Collect every line below that contains the word "Climatological".

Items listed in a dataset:
* * * * * * *
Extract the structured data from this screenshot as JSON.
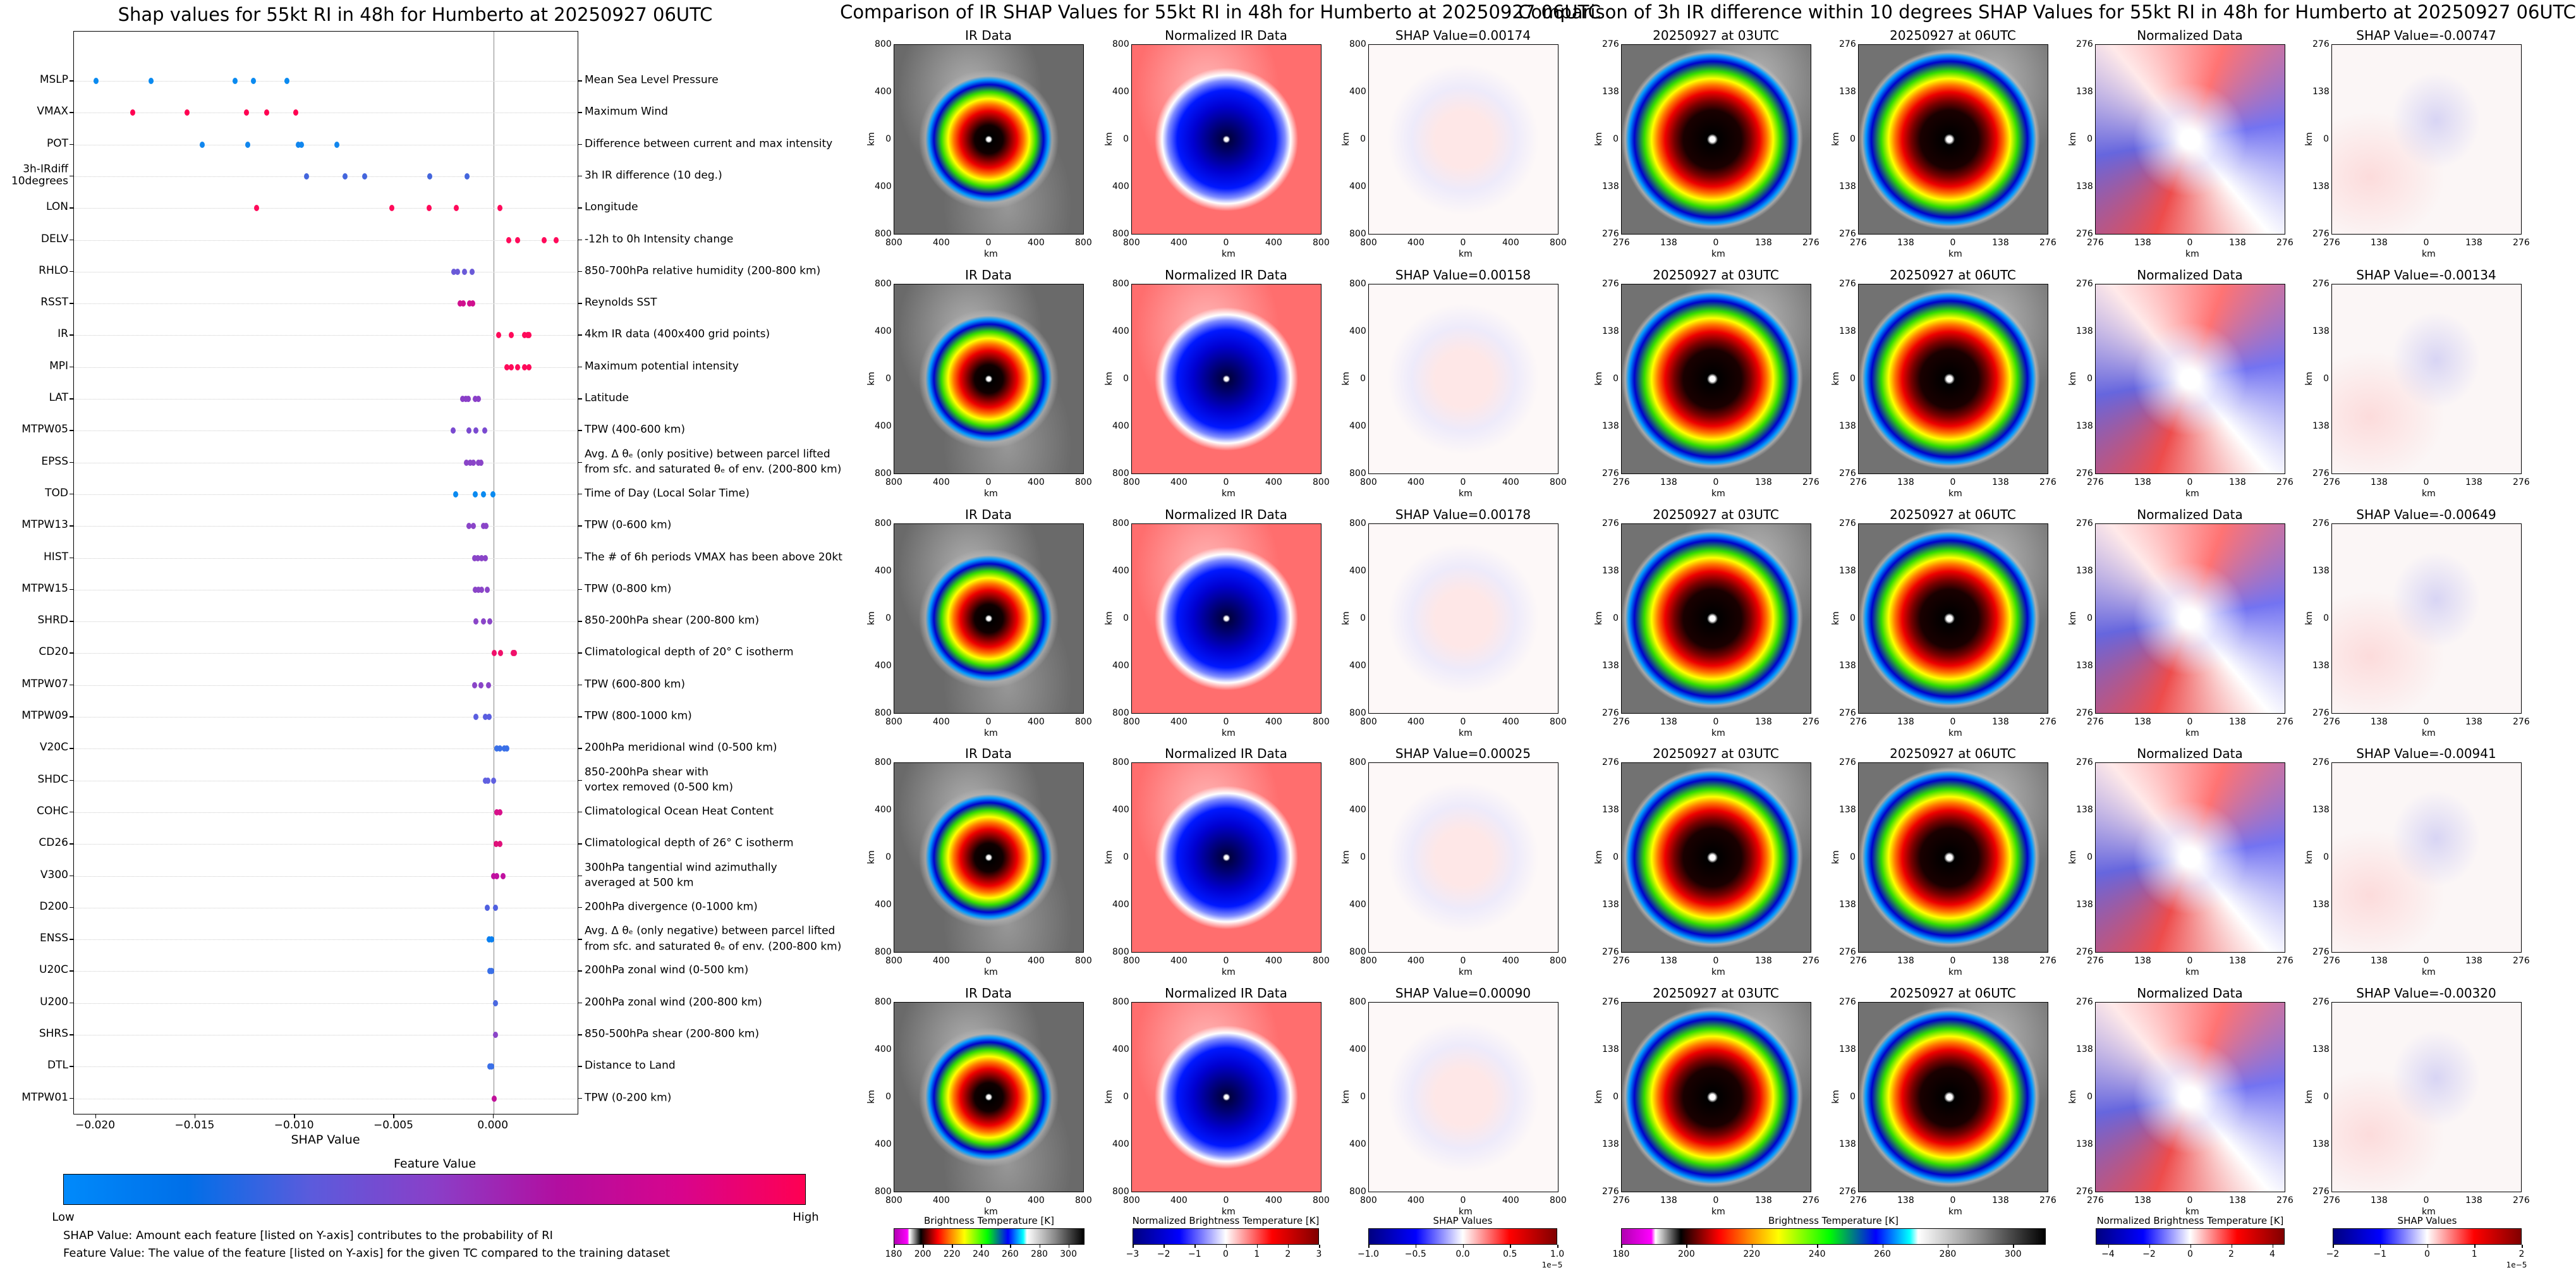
{
  "chart_data": {
    "type": "scatter",
    "title": "Shap values for 55kt RI in 48h for Humberto at 20250927 06UTC",
    "xlabel": "SHAP Value",
    "xlim": [
      -0.0211,
      0.0043
    ],
    "xticks": [
      -0.02,
      -0.015,
      -0.01,
      -0.005,
      0.0
    ],
    "xtick_labels": [
      "−0.020",
      "−0.015",
      "−0.010",
      "−0.005",
      "0.000"
    ],
    "grid": "horizontal dotted",
    "features": [
      {
        "code": "MSLP",
        "description": "Mean Sea Level Pressure",
        "color": "#0a8af0",
        "shap": [
          -0.02,
          -0.01723,
          -0.013,
          -0.01207,
          -0.01038
        ]
      },
      {
        "code": "VMAX",
        "description": "Maximum Wind",
        "color": "#ff0052",
        "shap": [
          -0.01815,
          -0.0154,
          -0.01242,
          -0.01139,
          -0.00993
        ]
      },
      {
        "code": "POT",
        "description": "Difference between current and max intensity",
        "color": "#1086ee",
        "shap": [
          -0.01464,
          -0.01236,
          -0.0098,
          -0.00967,
          -0.00787
        ]
      },
      {
        "code": "3h-IRdiff\n10degrees",
        "description": "3h IR difference (10 deg.)",
        "color": "#4466dd",
        "shap": [
          -0.00941,
          -0.00747,
          -0.00649,
          -0.0032,
          -0.00134
        ]
      },
      {
        "code": "LON",
        "description": "Longitude",
        "color": "#ff0a5a",
        "shap": [
          -0.01192,
          -0.0051,
          -0.00322,
          -0.00188,
          0.00034
        ]
      },
      {
        "code": "DELV",
        "description": "-12h to 0h Intensity change",
        "color": "#ff0a5a",
        "shap": [
          0.00077,
          0.00122,
          0.00256,
          0.00317
        ]
      },
      {
        "code": "RHLO",
        "description": "850-700hPa relative humidity (200-800 km)",
        "color": "#6a5ad8",
        "shap": [
          -0.00201,
          -0.0018,
          -0.00145,
          -0.00108
        ]
      },
      {
        "code": "RSST",
        "description": "Reynolds SST",
        "color": "#d0108e",
        "shap": [
          -0.00169,
          -0.00153,
          -0.00119,
          -0.00103
        ]
      },
      {
        "code": "IR",
        "description": "4km IR data (400x400 grid points)",
        "color": "#ff0a5a",
        "shap": [
          0.00025,
          0.0009,
          0.00158,
          0.00174,
          0.00178
        ]
      },
      {
        "code": "MPI",
        "description": "Maximum potential intensity",
        "color": "#ff0a5a",
        "shap": [
          0.00069,
          0.0009,
          0.00122,
          0.00156,
          0.0018
        ]
      },
      {
        "code": "LAT",
        "description": "Latitude",
        "color": "#8a3fc8",
        "shap": [
          -0.00156,
          -0.0014,
          -0.00127,
          -0.00092,
          -0.00077
        ]
      },
      {
        "code": "MTPW05",
        "description": "TPW (400-600 km)",
        "color": "#7a4ad0",
        "shap": [
          -0.00203,
          -0.00124,
          -0.00087,
          -0.00045
        ]
      },
      {
        "code": "EPSS",
        "description": "Avg. Δ θₑ (only positive) between parcel lifted\nfrom sfc. and saturated θₑ of env. (200-800 km)",
        "color": "#8a45c8",
        "shap": [
          -0.00135,
          -0.00116,
          -0.001,
          -0.00074,
          -0.00063
        ]
      },
      {
        "code": "TOD",
        "description": "Time of Day (Local Solar Time)",
        "color": "#0a8af0",
        "shap": [
          -0.0019,
          -0.0009,
          -0.0005,
          -3e-05
        ]
      },
      {
        "code": "MTPW13",
        "description": "TPW (0-600 km)",
        "color": "#8a45c8",
        "shap": [
          -0.00122,
          -0.001,
          -0.0005,
          -0.00037
        ]
      },
      {
        "code": "HIST",
        "description": "The # of 6h periods VMAX has been above 20kt",
        "color": "#8a45c8",
        "shap": [
          -0.00095,
          -0.00079,
          -0.00061,
          -0.0004
        ]
      },
      {
        "code": "MTPW15",
        "description": "TPW (0-800 km)",
        "color": "#8a45c8",
        "shap": [
          -0.00092,
          -0.00077,
          -0.00058,
          -0.00032
        ]
      },
      {
        "code": "SHRD",
        "description": "850-200hPa shear (200-800 km)",
        "color": "#8a45c8",
        "shap": [
          -0.00087,
          -0.0005,
          -0.00018
        ]
      },
      {
        "code": "CD20",
        "description": "Climatological depth of 20° C isotherm",
        "color": "#f0106a",
        "shap": [
          5e-05,
          0.00037,
          0.001,
          0.00106
        ]
      },
      {
        "code": "MTPW07",
        "description": "TPW (600-800 km)",
        "color": "#8a45c8",
        "shap": [
          -0.00095,
          -0.00063,
          -0.00024
        ]
      },
      {
        "code": "MTPW09",
        "description": "TPW (800-1000 km)",
        "color": "#5a5ee0",
        "shap": [
          -0.00087,
          -0.00042,
          -0.00021
        ]
      },
      {
        "code": "V20C",
        "description": "200hPa meridional wind (0-500 km)",
        "color": "#3a70e8",
        "shap": [
          0.00016,
          0.00032,
          0.00055,
          0.00069
        ]
      },
      {
        "code": "SHDC",
        "description": "850-200hPa shear with\nvortex removed (0-500 km)",
        "color": "#6060e0",
        "shap": [
          -0.00042,
          -0.00029,
          0.0
        ]
      },
      {
        "code": "COHC",
        "description": "Climatological Ocean Heat Content",
        "color": "#d8108a",
        "shap": [
          0.00018,
          0.00032
        ]
      },
      {
        "code": "CD26",
        "description": "Climatological depth of 26° C isotherm",
        "color": "#e0107a",
        "shap": [
          0.00013,
          0.00032
        ]
      },
      {
        "code": "V300",
        "description": "300hPa tangential wind azimuthally\naveraged at 500 km",
        "color": "#c010a0",
        "shap": [
          0.0,
          0.00016,
          0.00048
        ]
      },
      {
        "code": "D200",
        "description": "200hPa divergence (0-1000 km)",
        "color": "#5060e0",
        "shap": [
          -0.00032,
          0.00011
        ]
      },
      {
        "code": "ENSS",
        "description": "Avg. Δ θₑ (only negative) between parcel lifted\nfrom sfc. and saturated θₑ of env. (200-800 km)",
        "color": "#0a80f0",
        "shap": [
          -0.00021,
          -8e-05
        ]
      },
      {
        "code": "U20C",
        "description": "200hPa zonal wind (0-500 km)",
        "color": "#3a70e8",
        "shap": [
          -0.00018,
          -0.0001
        ]
      },
      {
        "code": "U200",
        "description": "200hPa zonal wind (200-800 km)",
        "color": "#4a68e0",
        "shap": [
          0.00011
        ]
      },
      {
        "code": "SHRS",
        "description": "850-500hPa shear (200-800 km)",
        "color": "#8a45c8",
        "shap": [
          0.00011
        ]
      },
      {
        "code": "DTL",
        "description": "Distance to Land",
        "color": "#3a70e8",
        "shap": [
          -0.00018,
          -0.0001
        ]
      },
      {
        "code": "MTPW01",
        "description": "TPW (0-200 km)",
        "color": "#c0109a",
        "shap": [
          3e-05
        ]
      }
    ]
  },
  "legend": {
    "title": "Feature Value",
    "low": "Low",
    "high": "High",
    "colors": [
      "#008afb",
      "#006fe8",
      "#5b5bdc",
      "#8a3fc8",
      "#b20ea0",
      "#d8048c",
      "#ff0052"
    ],
    "notes": [
      "SHAP Value: Amount each feature [listed on Y-axis] contributes to the probability of RI",
      "Feature Value: The value of the feature [listed on Y-axis] for the given TC compared to the training dataset"
    ]
  },
  "ir_comparison": {
    "title": "Comparison of IR SHAP Values for 55kt RI in 48h for Humberto at 20250927 06UTC",
    "axis_label": "km",
    "ticks": [
      "800",
      "400",
      "0",
      "400",
      "800"
    ],
    "rows": [
      {
        "titles": [
          "IR Data",
          "Normalized IR Data",
          "SHAP Value=0.00174"
        ]
      },
      {
        "titles": [
          "IR Data",
          "Normalized IR Data",
          "SHAP Value=0.00158"
        ]
      },
      {
        "titles": [
          "IR Data",
          "Normalized IR Data",
          "SHAP Value=0.00178"
        ]
      },
      {
        "titles": [
          "IR Data",
          "Normalized IR Data",
          "SHAP Value=0.00025"
        ]
      },
      {
        "titles": [
          "IR Data",
          "Normalized IR Data",
          "SHAP Value=0.00090"
        ]
      }
    ],
    "colorbars": [
      {
        "title": "Brightness Temperature [K]",
        "ticks": [
          "180",
          "200",
          "220",
          "240",
          "260",
          "280",
          "300"
        ],
        "range": [
          180,
          311
        ],
        "values": [
          180,
          200,
          220,
          240,
          260,
          280,
          300
        ],
        "exponent": ""
      },
      {
        "title": "Normalized Brightness Temperature [K]",
        "ticks": [
          "−3",
          "−2",
          "−1",
          "0",
          "1",
          "2",
          "3"
        ],
        "range": [
          -3,
          3
        ],
        "values": [
          -3,
          -2,
          -1,
          0,
          1,
          2,
          3
        ],
        "exponent": ""
      },
      {
        "title": "SHAP Values",
        "ticks": [
          "−1.0",
          "−0.5",
          "0.0",
          "0.5",
          "1.0"
        ],
        "range": [
          -1,
          1
        ],
        "values": [
          -1,
          -0.5,
          0,
          0.5,
          1
        ],
        "exponent": "1e−5"
      }
    ]
  },
  "diff_comparison": {
    "title": "Comparison of 3h IR difference within 10 degrees SHAP Values for 55kt RI in 48h for Humberto at 20250927 06UTC",
    "axis_label": "km",
    "ticks": [
      "276",
      "138",
      "0",
      "138",
      "276"
    ],
    "rows": [
      {
        "titles": [
          "20250927 at 03UTC",
          "20250927 at 06UTC",
          "Normalized Data",
          "SHAP Value=-0.00747"
        ]
      },
      {
        "titles": [
          "20250927 at 03UTC",
          "20250927 at 06UTC",
          "Normalized Data",
          "SHAP Value=-0.00134"
        ]
      },
      {
        "titles": [
          "20250927 at 03UTC",
          "20250927 at 06UTC",
          "Normalized Data",
          "SHAP Value=-0.00649"
        ]
      },
      {
        "titles": [
          "20250927 at 03UTC",
          "20250927 at 06UTC",
          "Normalized Data",
          "SHAP Value=-0.00941"
        ]
      },
      {
        "titles": [
          "20250927 at 03UTC",
          "20250927 at 06UTC",
          "Normalized Data",
          "SHAP Value=-0.00320"
        ]
      }
    ],
    "colorbars": [
      {
        "title": "Brightness Temperature [K]",
        "ticks": [
          "180",
          "200",
          "220",
          "240",
          "260",
          "280",
          "300"
        ],
        "range": [
          180,
          310
        ],
        "values": [
          180,
          200,
          220,
          240,
          260,
          280,
          300
        ],
        "exponent": ""
      },
      {
        "title": "Normalized Brightness Temperature [K]",
        "ticks": [
          "−4",
          "−2",
          "0",
          "2",
          "4"
        ],
        "range": [
          -4.6,
          4.6
        ],
        "values": [
          -4,
          -2,
          0,
          2,
          4
        ],
        "exponent": ""
      },
      {
        "title": "SHAP Values",
        "ticks": [
          "−2",
          "−1",
          "0",
          "1",
          "2"
        ],
        "range": [
          -2,
          2
        ],
        "values": [
          -2,
          -1,
          0,
          1,
          2
        ],
        "exponent": "1e−5"
      }
    ]
  }
}
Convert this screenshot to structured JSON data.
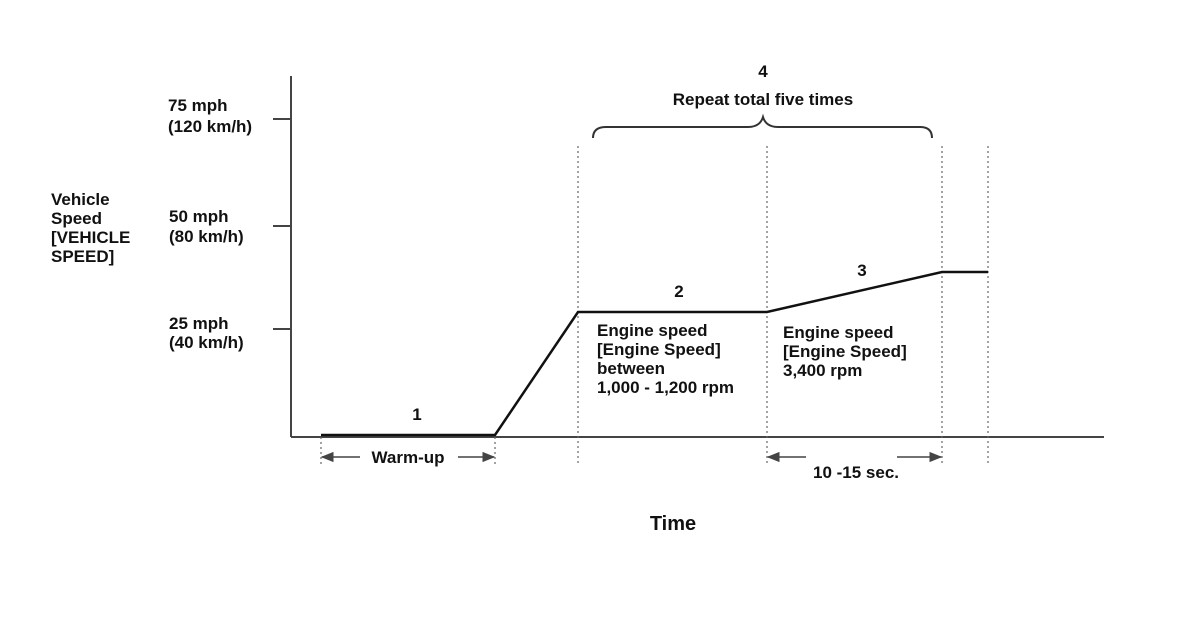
* * * * * * *
ANSWER:
        "description": "Climatological depth of 20° C isotherm",
        "description": "Climatological Ocean Heat Content",
        "description": "Climatological depth of 26° C isotherm",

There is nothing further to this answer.